Ni Pedro ni los primeros de Jerusalén se definían «cristianos». Los Hechos de los Apóstoles narran que fueron los habitantes de Antioquía, curiosos ante la comunidad apenas nacida, quienes inventaron aquel extraño término.
Para los primeros discípulos ser cristiano significaba sencillamente formar parte de la comunidad de aquellos que lo habían encontrado y seguido, habiendo tenido contacto directo con El o con los suyos. Era la pertenencia a la comunidad y no una etiqueta lo que identificaba el ser o no cristianos. Toda la narración de los Hechos de los Apóstoles es una sencilla y aguda documentación de esto.
Una chica escribía a Andrea Mandelli (un joven de CL fallecido hace algunos años): «Si yo, frágil, inestable, débil, tengo la fe, es por el encuentro contigo».
Hace algún tiempo publicábamos la historia de una joven mujer que después de algunos años transcurridos de viaje por Europa, intentando encontrar respuestas a la propia existencia, vuelve a su pueblo natal y se encuentra con una compañera de trabajo de CL.
En esa amistad encuentra finalmente un lugar donde ser mirada por lo que es y donde descubrir una positividad no irracional para estar en el mundo.
Una madre ha contado a Litterae: «Cuando leí el manifiesto de mi hija en el que se hablaba de felicidad a los estudiantes, me puse a reír. La palabra felicidad me evocaba algo inalcanzable, irreal... ». Pero después de encontrar a los amigos de su hija: «Puedo decir que ahora "siento que vivo" y ésta no es sólo una expresión para dar una idea, es un hecho».

■ ■ ■ ■ ■ ■ ■

Tarea breve 1 - Reproduce literalmente el fragmento del texto proporcionado que comienza en "Para los primeros" y termina en "trabajo de CL.".

Datos de la tarea -
■ ■ ■ ■ ■ ■ ■

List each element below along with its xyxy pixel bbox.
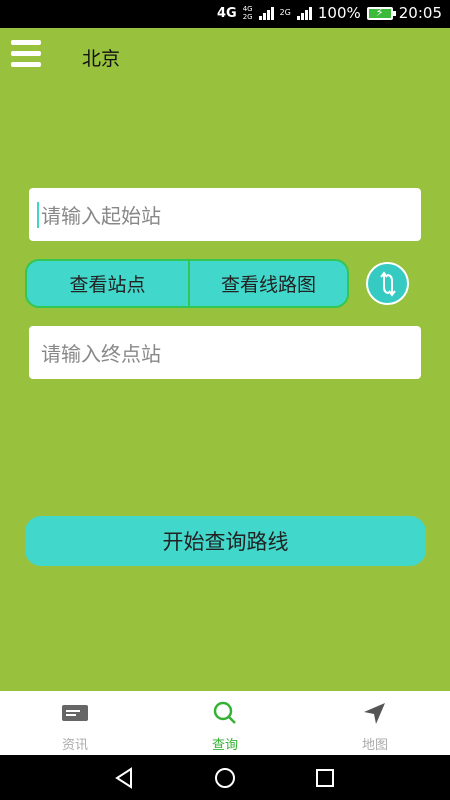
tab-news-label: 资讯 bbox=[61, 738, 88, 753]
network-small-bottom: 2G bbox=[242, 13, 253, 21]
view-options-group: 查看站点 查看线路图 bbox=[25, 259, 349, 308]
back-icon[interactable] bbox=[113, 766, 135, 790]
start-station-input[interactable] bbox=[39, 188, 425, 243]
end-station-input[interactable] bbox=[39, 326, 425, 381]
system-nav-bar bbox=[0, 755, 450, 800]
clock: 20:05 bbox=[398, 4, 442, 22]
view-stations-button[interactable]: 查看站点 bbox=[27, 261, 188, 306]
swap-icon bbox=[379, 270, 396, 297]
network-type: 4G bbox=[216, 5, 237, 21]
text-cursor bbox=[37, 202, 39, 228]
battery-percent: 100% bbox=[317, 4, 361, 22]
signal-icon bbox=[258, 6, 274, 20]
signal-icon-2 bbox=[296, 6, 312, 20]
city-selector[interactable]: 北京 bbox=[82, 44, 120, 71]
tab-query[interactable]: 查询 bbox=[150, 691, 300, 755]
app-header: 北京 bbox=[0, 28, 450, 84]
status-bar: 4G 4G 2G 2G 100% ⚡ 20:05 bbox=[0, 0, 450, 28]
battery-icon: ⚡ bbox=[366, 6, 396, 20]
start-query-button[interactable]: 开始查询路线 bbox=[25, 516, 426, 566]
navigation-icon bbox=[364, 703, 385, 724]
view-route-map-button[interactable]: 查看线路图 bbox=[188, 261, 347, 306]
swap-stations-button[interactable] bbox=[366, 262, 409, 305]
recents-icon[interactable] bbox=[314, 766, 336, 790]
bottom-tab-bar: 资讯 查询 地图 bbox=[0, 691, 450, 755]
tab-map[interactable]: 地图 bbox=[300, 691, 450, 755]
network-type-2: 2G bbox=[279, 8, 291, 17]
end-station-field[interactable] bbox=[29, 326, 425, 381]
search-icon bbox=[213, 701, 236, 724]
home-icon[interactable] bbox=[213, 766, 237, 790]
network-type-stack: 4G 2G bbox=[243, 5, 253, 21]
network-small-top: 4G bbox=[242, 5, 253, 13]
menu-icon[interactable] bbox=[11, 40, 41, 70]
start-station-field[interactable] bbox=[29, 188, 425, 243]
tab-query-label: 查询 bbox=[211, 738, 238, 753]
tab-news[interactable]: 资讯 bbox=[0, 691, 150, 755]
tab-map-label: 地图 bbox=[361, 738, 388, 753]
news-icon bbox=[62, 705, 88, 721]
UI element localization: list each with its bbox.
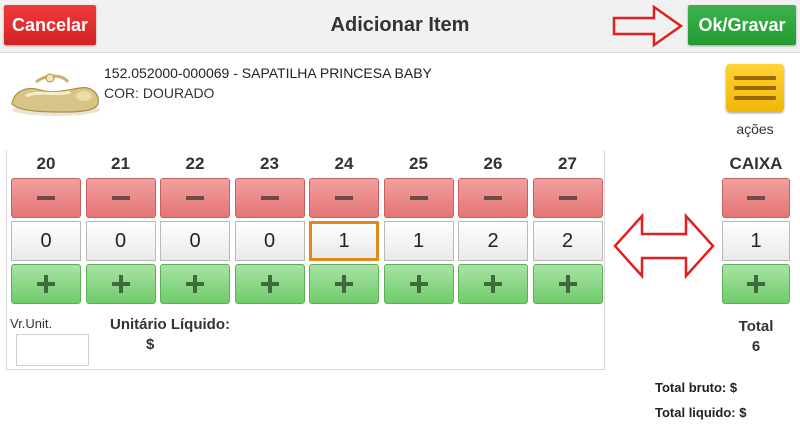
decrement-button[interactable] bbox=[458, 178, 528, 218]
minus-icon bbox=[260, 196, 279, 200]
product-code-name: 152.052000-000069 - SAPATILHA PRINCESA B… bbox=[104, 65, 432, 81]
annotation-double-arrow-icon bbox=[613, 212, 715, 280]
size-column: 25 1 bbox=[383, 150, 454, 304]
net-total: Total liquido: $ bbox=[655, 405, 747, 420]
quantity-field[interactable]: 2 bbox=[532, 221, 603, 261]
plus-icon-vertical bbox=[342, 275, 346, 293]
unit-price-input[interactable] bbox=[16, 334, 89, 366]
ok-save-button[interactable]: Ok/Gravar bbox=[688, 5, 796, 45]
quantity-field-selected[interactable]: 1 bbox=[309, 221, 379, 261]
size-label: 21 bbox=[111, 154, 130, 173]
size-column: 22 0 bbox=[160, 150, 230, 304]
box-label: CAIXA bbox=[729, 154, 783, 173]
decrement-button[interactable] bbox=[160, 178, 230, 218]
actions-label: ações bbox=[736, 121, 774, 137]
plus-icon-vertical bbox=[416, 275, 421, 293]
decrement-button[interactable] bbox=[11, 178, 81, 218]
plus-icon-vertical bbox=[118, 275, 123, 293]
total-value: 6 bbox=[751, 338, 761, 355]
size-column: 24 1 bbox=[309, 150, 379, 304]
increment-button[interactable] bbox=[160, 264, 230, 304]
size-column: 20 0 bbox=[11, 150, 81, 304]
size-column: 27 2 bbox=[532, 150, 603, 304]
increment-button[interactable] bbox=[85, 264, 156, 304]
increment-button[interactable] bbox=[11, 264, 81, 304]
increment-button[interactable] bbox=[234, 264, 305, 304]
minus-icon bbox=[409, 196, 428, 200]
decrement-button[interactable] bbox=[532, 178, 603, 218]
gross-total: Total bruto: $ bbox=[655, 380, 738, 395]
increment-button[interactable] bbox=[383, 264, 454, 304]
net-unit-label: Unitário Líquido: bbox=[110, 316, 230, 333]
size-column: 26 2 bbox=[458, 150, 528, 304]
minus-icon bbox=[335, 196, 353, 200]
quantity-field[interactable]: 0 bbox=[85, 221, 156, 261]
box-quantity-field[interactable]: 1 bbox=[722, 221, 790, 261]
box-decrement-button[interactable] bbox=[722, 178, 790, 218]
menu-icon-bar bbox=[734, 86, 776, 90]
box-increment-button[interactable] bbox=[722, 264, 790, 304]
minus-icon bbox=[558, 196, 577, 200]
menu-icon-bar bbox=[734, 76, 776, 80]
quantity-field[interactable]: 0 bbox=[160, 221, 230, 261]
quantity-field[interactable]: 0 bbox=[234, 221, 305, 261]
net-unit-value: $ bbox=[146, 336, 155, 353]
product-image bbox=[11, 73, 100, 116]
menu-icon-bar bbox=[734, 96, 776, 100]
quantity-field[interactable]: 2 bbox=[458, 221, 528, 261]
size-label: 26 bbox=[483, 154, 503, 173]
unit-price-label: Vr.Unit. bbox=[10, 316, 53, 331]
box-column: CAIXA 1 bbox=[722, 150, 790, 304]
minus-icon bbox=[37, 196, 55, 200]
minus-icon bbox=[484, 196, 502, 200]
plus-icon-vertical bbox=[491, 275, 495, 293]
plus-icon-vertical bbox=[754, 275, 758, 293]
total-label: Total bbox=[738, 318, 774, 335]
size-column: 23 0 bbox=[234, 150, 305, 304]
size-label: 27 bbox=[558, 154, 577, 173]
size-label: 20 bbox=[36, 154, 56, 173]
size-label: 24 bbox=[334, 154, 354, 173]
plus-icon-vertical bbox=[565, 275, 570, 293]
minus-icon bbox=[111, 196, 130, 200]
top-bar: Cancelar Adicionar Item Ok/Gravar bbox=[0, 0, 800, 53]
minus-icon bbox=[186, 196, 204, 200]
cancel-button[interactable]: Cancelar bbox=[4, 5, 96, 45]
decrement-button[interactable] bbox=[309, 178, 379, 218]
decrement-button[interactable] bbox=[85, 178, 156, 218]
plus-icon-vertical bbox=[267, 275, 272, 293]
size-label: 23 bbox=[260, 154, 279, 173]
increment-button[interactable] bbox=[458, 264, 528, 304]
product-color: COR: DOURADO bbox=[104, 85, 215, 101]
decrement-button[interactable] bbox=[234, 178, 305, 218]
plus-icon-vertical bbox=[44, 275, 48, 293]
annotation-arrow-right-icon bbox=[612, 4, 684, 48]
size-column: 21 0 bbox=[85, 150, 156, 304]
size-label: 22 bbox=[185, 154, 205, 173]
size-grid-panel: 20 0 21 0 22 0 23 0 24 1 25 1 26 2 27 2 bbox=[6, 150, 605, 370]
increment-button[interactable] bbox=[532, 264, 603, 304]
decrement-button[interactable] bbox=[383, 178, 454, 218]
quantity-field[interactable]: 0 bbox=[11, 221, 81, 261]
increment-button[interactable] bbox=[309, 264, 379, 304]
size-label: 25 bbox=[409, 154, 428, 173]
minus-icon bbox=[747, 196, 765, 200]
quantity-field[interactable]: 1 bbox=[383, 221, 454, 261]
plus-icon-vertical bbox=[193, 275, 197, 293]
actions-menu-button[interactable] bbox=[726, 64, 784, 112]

■ ■ ■ ■ ■ ■ ■

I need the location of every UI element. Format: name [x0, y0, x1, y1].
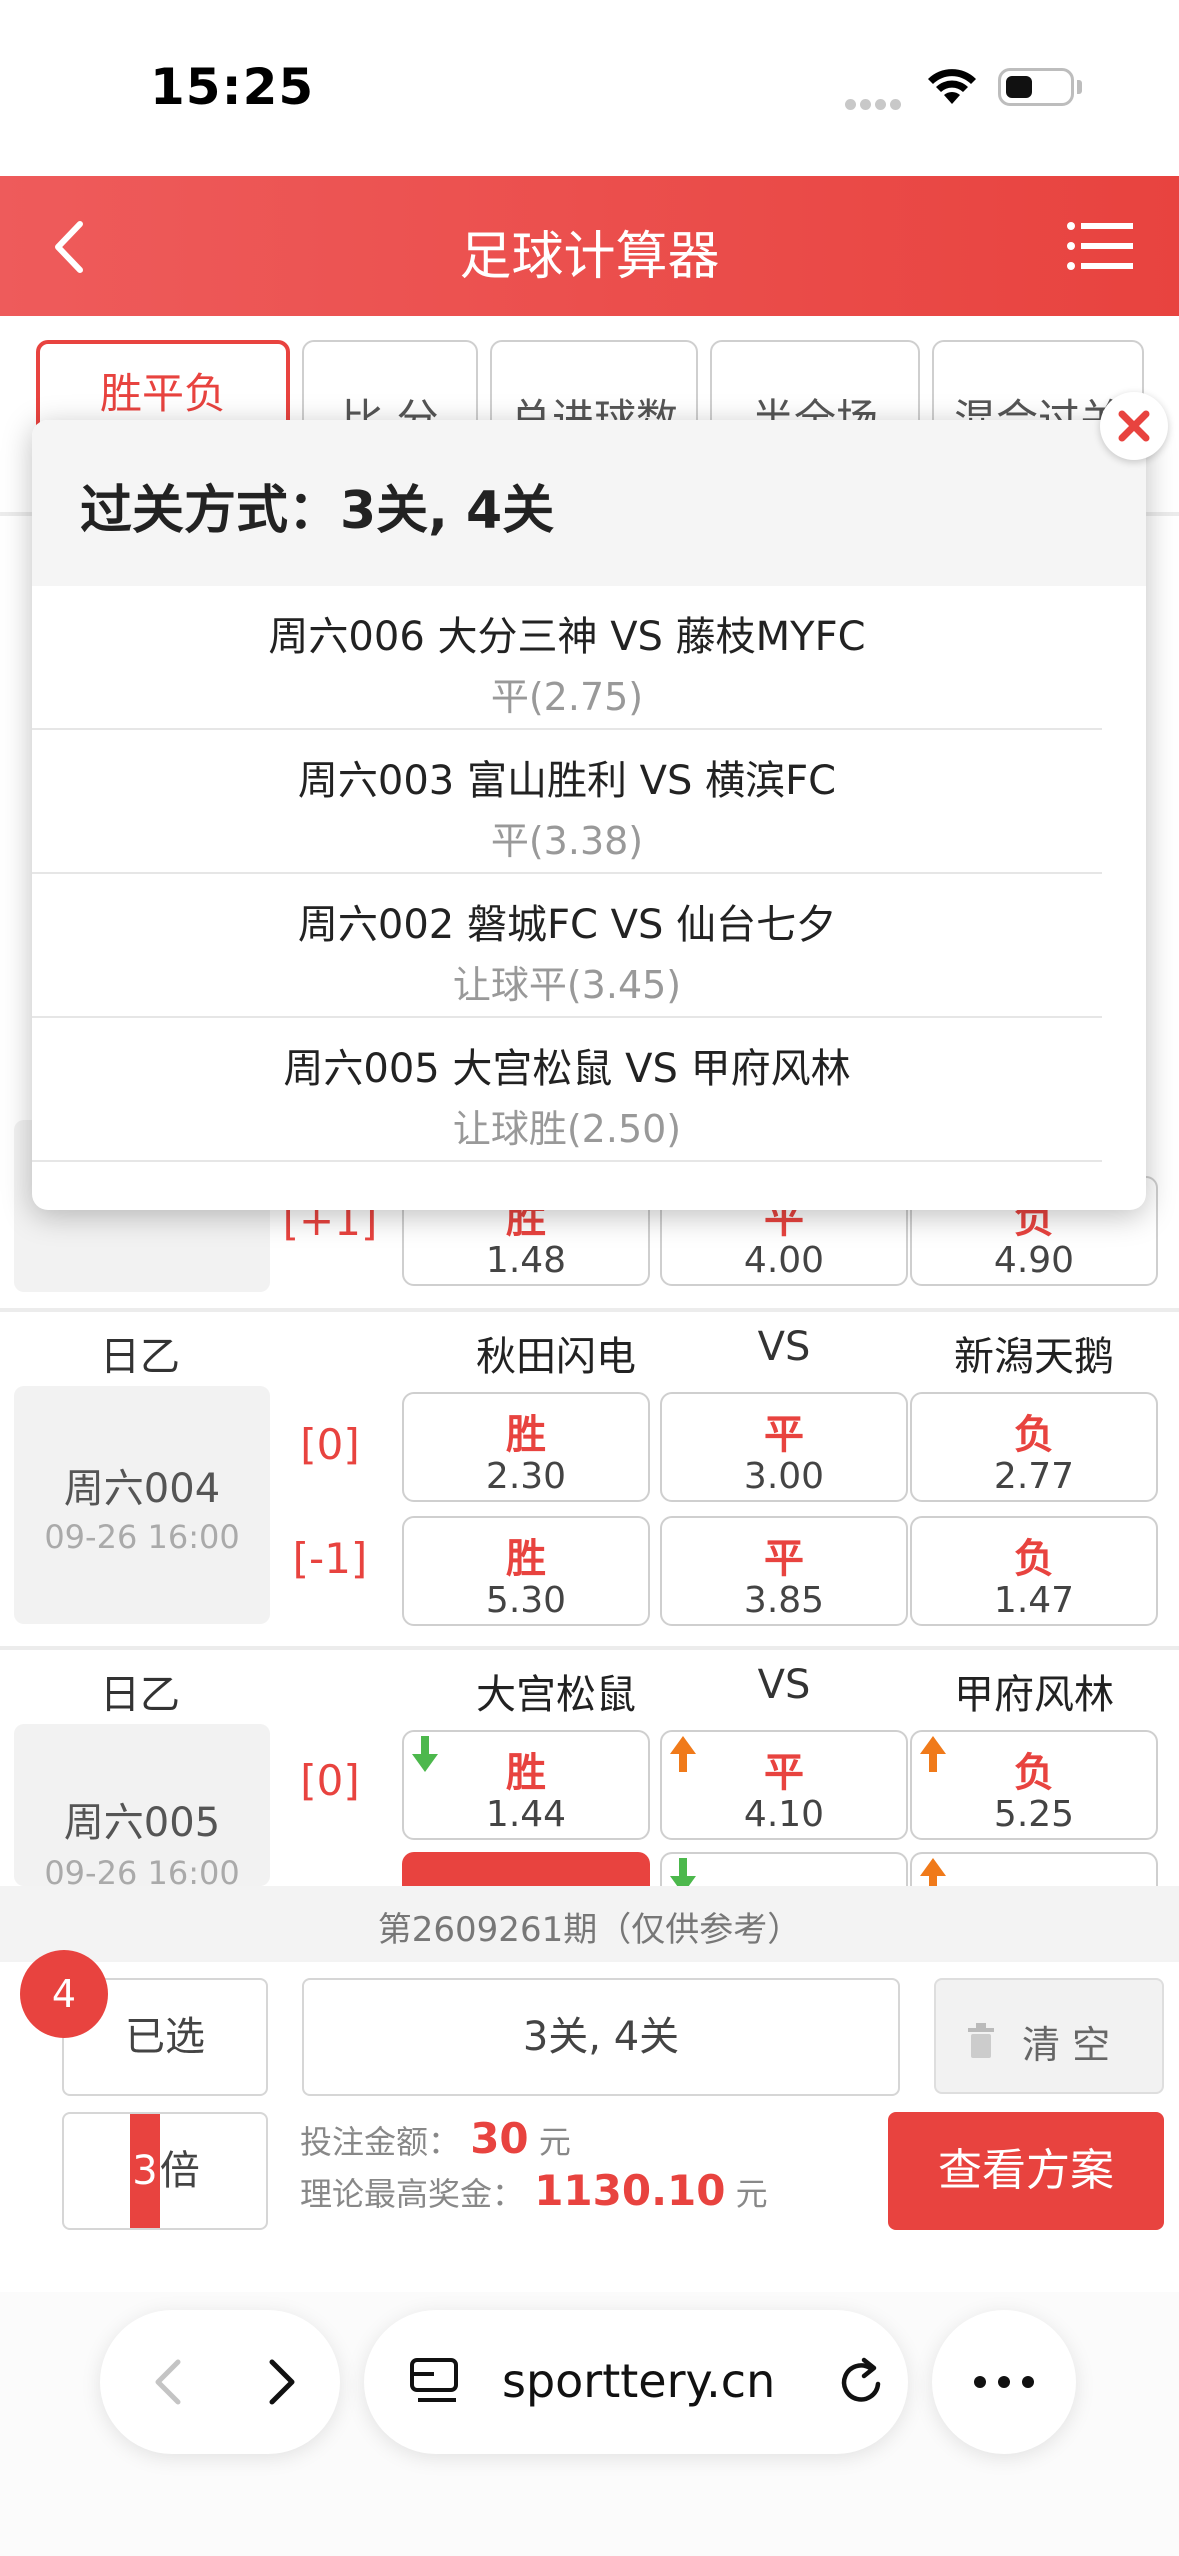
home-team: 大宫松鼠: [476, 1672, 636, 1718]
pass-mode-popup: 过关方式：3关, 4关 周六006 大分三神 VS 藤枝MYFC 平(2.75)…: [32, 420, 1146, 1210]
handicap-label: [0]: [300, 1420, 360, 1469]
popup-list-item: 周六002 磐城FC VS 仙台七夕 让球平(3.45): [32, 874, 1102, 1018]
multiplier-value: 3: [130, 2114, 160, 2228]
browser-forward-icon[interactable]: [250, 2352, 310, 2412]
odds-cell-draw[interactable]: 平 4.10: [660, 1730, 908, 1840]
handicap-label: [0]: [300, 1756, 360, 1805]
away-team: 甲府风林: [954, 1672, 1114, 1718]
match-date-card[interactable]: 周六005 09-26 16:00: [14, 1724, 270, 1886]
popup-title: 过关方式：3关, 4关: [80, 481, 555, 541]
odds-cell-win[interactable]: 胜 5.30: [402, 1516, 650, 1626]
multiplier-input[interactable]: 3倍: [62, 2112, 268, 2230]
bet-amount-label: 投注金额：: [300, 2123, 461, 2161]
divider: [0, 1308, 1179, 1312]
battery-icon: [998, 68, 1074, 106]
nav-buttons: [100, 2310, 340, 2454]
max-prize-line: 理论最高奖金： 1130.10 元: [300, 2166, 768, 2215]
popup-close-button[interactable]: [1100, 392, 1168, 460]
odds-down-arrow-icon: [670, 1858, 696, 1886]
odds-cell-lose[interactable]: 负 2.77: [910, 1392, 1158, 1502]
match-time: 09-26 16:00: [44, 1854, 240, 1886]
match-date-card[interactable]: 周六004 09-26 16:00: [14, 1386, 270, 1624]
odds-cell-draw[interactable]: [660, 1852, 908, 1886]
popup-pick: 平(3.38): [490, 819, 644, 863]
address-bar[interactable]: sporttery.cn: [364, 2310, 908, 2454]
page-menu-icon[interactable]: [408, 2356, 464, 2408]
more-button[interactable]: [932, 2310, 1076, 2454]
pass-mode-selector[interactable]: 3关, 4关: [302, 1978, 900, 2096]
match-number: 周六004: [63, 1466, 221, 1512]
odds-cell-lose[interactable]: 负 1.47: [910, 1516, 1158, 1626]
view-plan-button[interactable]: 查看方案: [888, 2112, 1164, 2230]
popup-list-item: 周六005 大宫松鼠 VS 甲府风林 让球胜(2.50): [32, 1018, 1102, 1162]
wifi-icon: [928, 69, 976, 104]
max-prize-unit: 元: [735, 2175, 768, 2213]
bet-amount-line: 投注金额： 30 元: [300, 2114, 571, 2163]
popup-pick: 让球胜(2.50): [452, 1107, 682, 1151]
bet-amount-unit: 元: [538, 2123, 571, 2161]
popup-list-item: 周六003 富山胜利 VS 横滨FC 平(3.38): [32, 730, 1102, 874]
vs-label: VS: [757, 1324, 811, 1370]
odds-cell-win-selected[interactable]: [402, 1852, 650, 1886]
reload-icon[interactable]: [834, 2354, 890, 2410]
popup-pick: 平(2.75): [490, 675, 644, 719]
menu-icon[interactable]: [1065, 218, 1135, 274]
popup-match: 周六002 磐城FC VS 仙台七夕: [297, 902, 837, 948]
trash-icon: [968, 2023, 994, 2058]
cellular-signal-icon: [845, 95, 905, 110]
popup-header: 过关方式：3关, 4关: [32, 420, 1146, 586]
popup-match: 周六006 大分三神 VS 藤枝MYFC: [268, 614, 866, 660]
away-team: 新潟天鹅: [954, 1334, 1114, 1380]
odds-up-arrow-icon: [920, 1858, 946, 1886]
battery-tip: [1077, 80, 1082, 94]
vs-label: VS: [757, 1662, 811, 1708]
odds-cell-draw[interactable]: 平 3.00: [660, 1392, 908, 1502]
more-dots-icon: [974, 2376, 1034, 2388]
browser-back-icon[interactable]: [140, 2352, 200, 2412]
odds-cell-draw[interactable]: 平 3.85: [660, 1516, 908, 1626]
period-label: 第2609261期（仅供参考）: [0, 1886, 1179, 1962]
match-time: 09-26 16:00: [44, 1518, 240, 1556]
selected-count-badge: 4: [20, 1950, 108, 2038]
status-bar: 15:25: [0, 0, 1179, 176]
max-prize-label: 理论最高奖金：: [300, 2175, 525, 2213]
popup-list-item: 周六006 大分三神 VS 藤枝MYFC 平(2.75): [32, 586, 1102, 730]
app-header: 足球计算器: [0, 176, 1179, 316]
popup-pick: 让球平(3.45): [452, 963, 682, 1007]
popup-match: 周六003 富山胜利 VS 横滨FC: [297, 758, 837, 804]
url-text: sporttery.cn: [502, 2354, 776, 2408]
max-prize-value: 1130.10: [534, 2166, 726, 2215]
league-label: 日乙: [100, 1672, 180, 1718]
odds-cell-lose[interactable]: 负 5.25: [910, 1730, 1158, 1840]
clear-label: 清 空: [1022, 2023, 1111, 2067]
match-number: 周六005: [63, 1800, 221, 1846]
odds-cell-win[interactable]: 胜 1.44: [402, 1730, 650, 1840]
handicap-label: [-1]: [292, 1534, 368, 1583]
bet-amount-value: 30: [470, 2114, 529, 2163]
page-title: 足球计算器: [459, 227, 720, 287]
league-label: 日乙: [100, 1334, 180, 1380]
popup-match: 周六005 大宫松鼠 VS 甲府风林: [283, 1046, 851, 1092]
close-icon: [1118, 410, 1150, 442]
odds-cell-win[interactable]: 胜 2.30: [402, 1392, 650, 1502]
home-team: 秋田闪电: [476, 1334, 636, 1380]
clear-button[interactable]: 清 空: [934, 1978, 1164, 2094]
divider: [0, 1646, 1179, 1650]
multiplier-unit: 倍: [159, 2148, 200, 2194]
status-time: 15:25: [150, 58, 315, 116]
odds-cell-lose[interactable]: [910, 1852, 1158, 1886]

■ ■ ■ ■ ■ ■ ■

Tarea breve 2 - Presenta como una lista JSON de cadenas, una por línea y sin las líneas en blanco, las líneas de los registros que van desde la que contiene "decrement-button[interactable] bbox=[458, 178, 528, 218]" hasta la que contiene "size-column: 27 2 bbox=[532, 150, 603, 304]", ambas incluidas.

Resultado esperado 1 -
Para los primeros discípulos ser cristiano significaba sencillamente formar parte de la comunidad de aquellos que lo habían encontrado y seguido, habiendo tenido contacto directo con El o con los suyos. Era la pertenencia a la comunidad y no una etiqueta lo que identificaba el ser o no cristianos. Toda la narración de los Hechos de los Apóstoles es una sencilla y aguda documentación de esto.
Una chica escribía a Andrea Mandelli (un joven de CL fallecido hace algunos años): «Si yo, frágil, inestable, débil, tengo la fe, es por el encuentro contigo».
Hace algún tiempo publicábamos la historia de una joven mujer que después de algunos años transcurridos de viaje por Europa, intentando encontrar respuestas a la propia existencia, vuelve a su pueblo natal y se encuentra con una compañera de trabajo de CL.

Resultado esperado 2 -
[
  "decrement-button[interactable] bbox=[458, 178, 528, 218]",
  "minus-icon bbox=[260, 196, 279, 200]",
  "product-code-name: 152.052000-000069 - SAPATILHA PRINCESA B… bbox=[104, 65, 432, 81]",
  "annotation-double-arrow-icon bbox=[613, 212, 715, 280]",
  "size-column: 25 1 bbox=[383, 150, 454, 304]",
  "net-total: Total liquido: $ bbox=[655, 405, 747, 420]",
  "quantity-field[interactable]: 2 bbox=[532, 221, 603, 261]",
  "plus-icon-vertical bbox=[342, 275, 346, 293]",
  "unit-price-input[interactable] bbox=[16, 334, 89, 366]",
  "ok-save-button[interactable]: Ok/Gravar bbox=[688, 5, 796, 45]",
  "quantity-field-selected[interactable]: 1 bbox=[309, 221, 379, 261]",
  "size-label: 21 bbox=[111, 154, 130, 173]",
  "size-column: 22 0 bbox=[160, 150, 230, 304]",
  "box-label: CAIXA bbox=[729, 154, 783, 173]",
  "decrement-button[interactable] bbox=[160, 178, 230, 218]",
  "actions-label: ações bbox=[736, 121, 774, 137]",
  "plus-icon-vertical bbox=[416, 275, 421, 293]",
  "decrement-button[interactable] bbox=[11, 178, 81, 218]",
  "plus-icon-vertical bbox=[118, 275, 123, 293]",
  "total-value: 6 bbox=[751, 338, 761, 355]",
  "size-column: 24 1 bbox=[309, 150, 379, 304]",
  "increment-button[interactable] bbox=[160, 264, 230, 304]",
  "size-column: 20 0 bbox=[11, 150, 81, 304]",
  "size-column: 27 2 bbox=[532, 150, 603, 304]"
]